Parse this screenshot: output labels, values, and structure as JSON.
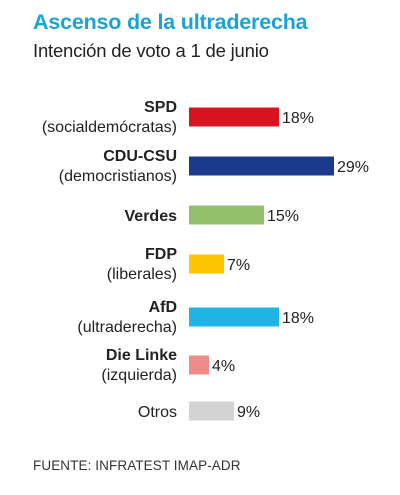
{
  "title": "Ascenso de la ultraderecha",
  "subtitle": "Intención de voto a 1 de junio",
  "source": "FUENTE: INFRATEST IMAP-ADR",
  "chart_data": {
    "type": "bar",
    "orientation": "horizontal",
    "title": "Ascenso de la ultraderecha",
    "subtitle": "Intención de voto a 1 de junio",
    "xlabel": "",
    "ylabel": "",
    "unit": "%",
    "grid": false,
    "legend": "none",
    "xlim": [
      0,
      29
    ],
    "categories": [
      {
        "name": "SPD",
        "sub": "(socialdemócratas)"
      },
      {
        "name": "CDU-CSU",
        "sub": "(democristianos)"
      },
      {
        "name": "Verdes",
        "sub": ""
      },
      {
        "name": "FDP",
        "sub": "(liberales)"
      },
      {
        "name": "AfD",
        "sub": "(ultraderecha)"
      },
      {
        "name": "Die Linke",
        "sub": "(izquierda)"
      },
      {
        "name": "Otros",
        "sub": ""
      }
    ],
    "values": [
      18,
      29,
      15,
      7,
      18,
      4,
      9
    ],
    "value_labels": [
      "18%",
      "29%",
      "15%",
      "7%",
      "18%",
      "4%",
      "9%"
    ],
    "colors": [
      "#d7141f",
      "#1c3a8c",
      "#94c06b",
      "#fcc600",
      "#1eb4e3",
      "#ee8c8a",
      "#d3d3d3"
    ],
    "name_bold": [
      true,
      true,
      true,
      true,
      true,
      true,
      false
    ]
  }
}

------

Search the entries for the word "voto" and copy every line that has it.

FINISHED ANSWER
  "subtitle": "Intención de voto a 1 de junio",
    "subtitle": "Intención de voto a 1 de junio",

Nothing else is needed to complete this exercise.